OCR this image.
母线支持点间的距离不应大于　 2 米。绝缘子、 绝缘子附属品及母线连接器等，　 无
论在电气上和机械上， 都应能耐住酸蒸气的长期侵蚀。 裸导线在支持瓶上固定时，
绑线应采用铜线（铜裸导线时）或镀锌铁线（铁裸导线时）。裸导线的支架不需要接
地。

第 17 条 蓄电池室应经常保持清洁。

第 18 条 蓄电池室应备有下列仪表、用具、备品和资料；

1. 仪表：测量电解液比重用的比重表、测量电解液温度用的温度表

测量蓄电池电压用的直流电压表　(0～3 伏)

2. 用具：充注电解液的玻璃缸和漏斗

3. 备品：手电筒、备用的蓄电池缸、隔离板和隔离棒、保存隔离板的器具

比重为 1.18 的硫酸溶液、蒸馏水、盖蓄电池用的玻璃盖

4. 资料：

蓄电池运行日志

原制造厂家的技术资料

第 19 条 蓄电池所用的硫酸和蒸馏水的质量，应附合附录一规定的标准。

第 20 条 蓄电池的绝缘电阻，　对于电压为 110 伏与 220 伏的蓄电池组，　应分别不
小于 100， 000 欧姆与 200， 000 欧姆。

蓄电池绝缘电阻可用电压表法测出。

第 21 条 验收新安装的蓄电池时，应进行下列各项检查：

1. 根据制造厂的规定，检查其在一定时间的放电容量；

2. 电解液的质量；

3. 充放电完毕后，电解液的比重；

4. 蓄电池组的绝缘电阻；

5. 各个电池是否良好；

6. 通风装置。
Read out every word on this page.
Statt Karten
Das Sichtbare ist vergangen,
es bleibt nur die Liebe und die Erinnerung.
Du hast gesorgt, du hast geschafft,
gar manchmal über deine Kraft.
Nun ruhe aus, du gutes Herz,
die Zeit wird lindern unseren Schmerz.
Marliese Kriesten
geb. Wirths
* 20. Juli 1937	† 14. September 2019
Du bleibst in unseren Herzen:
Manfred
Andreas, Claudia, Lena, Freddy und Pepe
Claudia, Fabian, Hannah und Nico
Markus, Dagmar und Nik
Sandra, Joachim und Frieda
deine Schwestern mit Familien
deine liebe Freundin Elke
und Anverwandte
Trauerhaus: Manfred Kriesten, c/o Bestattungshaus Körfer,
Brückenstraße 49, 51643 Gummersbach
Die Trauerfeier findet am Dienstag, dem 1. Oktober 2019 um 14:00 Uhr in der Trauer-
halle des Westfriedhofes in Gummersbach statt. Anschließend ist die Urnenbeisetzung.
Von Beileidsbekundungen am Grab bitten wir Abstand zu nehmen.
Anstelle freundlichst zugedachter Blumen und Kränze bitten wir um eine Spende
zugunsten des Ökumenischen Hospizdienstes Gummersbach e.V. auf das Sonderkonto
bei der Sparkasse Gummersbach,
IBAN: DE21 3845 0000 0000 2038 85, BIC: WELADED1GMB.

....

WHAT IS NEEDED:
Filter the entries down to the lines with the word "Kriesten" in them.

ANSWER FOR THIS EXERCISE:
Marliese Kriesten
Trauerhaus: Manfred Kriesten, c/o Bestattungshaus Körfer,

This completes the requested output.